• Data lines:
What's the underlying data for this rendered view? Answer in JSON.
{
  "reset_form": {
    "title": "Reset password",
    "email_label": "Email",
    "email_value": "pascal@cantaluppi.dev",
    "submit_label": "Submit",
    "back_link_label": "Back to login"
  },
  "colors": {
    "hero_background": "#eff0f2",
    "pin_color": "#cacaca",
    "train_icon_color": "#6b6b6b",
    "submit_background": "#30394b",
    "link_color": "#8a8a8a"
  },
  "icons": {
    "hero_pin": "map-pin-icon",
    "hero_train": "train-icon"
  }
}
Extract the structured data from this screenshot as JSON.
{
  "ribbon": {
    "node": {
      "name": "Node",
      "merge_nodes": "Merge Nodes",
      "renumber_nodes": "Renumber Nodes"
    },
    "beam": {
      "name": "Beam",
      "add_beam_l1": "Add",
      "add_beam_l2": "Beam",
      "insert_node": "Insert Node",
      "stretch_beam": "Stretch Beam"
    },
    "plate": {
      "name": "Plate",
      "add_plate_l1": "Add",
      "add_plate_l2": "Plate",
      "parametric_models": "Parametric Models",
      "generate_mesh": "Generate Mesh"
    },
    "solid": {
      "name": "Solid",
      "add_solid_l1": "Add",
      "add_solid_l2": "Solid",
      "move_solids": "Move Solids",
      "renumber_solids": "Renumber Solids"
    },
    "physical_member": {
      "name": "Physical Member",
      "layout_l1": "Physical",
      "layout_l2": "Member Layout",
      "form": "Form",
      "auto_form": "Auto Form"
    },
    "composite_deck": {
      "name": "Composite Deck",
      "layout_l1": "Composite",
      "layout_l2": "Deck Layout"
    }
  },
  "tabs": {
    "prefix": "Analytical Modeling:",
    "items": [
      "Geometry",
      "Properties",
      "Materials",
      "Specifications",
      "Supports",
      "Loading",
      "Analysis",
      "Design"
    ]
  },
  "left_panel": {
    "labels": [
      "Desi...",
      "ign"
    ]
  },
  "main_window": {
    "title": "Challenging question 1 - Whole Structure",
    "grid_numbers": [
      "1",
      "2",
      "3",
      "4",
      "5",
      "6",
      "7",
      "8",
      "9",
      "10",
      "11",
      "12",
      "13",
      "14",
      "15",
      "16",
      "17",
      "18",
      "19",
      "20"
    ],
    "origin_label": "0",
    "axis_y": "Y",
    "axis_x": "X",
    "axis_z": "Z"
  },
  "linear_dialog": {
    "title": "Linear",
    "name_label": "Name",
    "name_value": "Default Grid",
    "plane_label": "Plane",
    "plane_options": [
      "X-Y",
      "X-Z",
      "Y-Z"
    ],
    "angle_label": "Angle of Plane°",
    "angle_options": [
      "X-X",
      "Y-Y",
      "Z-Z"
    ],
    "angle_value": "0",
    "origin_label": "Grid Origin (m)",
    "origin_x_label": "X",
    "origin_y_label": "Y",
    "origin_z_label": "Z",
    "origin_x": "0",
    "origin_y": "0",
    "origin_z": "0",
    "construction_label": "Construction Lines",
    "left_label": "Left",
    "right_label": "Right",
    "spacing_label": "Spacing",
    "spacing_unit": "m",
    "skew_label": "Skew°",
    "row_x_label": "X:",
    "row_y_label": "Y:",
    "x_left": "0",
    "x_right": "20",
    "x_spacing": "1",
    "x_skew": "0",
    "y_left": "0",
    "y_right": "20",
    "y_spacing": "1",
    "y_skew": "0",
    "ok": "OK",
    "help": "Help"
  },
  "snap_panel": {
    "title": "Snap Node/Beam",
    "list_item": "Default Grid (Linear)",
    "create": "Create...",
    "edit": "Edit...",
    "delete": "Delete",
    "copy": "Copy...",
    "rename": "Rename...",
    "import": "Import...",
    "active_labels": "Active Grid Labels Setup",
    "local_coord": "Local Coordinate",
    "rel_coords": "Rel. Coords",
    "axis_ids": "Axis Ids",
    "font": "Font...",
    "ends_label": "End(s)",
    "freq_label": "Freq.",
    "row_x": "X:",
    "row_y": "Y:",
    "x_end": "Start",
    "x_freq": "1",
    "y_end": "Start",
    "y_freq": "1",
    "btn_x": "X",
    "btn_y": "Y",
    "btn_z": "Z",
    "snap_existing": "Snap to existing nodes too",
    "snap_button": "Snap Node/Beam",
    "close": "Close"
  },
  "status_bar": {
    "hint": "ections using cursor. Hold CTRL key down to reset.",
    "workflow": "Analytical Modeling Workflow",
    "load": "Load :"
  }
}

• What you are asked to do: Write out the whole listing exactly.

• Exercise output:
What's the underlying data for this rendered view? Answer in JSON.
{
  "reset_form": {
    "title": "Reset password",
    "email_label": "Email",
    "email_value": "pascal@cantaluppi.dev",
    "submit_label": "Submit",
    "back_link_label": "Back to login"
  },
  "colors": {
    "hero_background": "#eff0f2",
    "pin_color": "#cacaca",
    "train_icon_color": "#6b6b6b",
    "submit_background": "#30394b",
    "link_color": "#8a8a8a"
  },
  "icons": {
    "hero_pin": "map-pin-icon",
    "hero_train": "train-icon"
  }
}
Extract the structured data from this screenshot as JSON.
{
  "ribbon": {
    "node": {
      "name": "Node",
      "merge_nodes": "Merge Nodes",
      "renumber_nodes": "Renumber Nodes"
    },
    "beam": {
      "name": "Beam",
      "add_beam_l1": "Add",
      "add_beam_l2": "Beam",
      "insert_node": "Insert Node",
      "stretch_beam": "Stretch Beam"
    },
    "plate": {
      "name": "Plate",
      "add_plate_l1": "Add",
      "add_plate_l2": "Plate",
      "parametric_models": "Parametric Models",
      "generate_mesh": "Generate Mesh"
    },
    "solid": {
      "name": "Solid",
      "add_solid_l1": "Add",
      "add_solid_l2": "Solid",
      "move_solids": "Move Solids",
      "renumber_solids": "Renumber Solids"
    },
    "physical_member": {
      "name": "Physical Member",
      "layout_l1": "Physical",
      "layout_l2": "Member Layout",
      "form": "Form",
      "auto_form": "Auto Form"
    },
    "composite_deck": {
      "name": "Composite Deck",
      "layout_l1": "Composite",
      "layout_l2": "Deck Layout"
    }
  },
  "tabs": {
    "prefix": "Analytical Modeling:",
    "items": [
      "Geometry",
      "Properties",
      "Materials",
      "Specifications",
      "Supports",
      "Loading",
      "Analysis",
      "Design"
    ]
  },
  "left_panel": {
    "labels": [
      "Desi...",
      "ign"
    ]
  },
  "main_window": {
    "title": "Challenging question 1 - Whole Structure",
    "grid_numbers": [
      "1",
      "2",
      "3",
      "4",
      "5",
      "6",
      "7",
      "8",
      "9",
      "10",
      "11",
      "12",
      "13",
      "14",
      "15",
      "16",
      "17",
      "18",
      "19",
      "20"
    ],
    "origin_label": "0",
    "axis_y": "Y",
    "axis_x": "X",
    "axis_z": "Z"
  },
  "linear_dialog": {
    "title": "Linear",
    "name_label": "Name",
    "name_value": "Default Grid",
    "plane_label": "Plane",
    "plane_options": [
      "X-Y",
      "X-Z",
      "Y-Z"
    ],
    "angle_label": "Angle of Plane°",
    "angle_options": [
      "X-X",
      "Y-Y",
      "Z-Z"
    ],
    "angle_value": "0",
    "origin_label": "Grid Origin (m)",
    "origin_x_label": "X",
    "origin_y_label": "Y",
    "origin_z_label": "Z",
    "origin_x": "0",
    "origin_y": "0",
    "origin_z": "0",
    "construction_label": "Construction Lines",
    "left_label": "Left",
    "right_label": "Right",
    "spacing_label": "Spacing",
    "spacing_unit": "m",
    "skew_label": "Skew°",
    "row_x_label": "X:",
    "row_y_label": "Y:",
    "x_left": "0",
    "x_right": "20",
    "x_spacing": "1",
    "x_skew": "0",
    "y_left": "0",
    "y_right": "20",
    "y_spacing": "1",
    "y_skew": "0",
    "ok": "OK",
    "help": "Help"
  },
  "snap_panel": {
    "title": "Snap Node/Beam",
    "list_item": "Default Grid (Linear)",
    "create": "Create...",
    "edit": "Edit...",
    "delete": "Delete",
    "copy": "Copy...",
    "rename": "Rename...",
    "import": "Import...",
    "active_labels": "Active Grid Labels Setup",
    "local_coord": "Local Coordinate",
    "rel_coords": "Rel. Coords",
    "axis_ids": "Axis Ids",
    "font": "Font...",
    "ends_label": "End(s)",
    "freq_label": "Freq.",
    "row_x": "X:",
    "row_y": "Y:",
    "x_end": "Start",
    "x_freq": "1",
    "y_end": "Start",
    "y_freq": "1",
    "btn_x": "X",
    "btn_y": "Y",
    "btn_z": "Z",
    "snap_existing": "Snap to existing nodes too",
    "snap_button": "Snap Node/Beam",
    "close": "Close"
  },
  "status_bar": {
    "hint": "ections using cursor. Hold CTRL key down to reset.",
    "workflow": "Analytical Modeling Workflow",
    "load": "Load :"
  }
}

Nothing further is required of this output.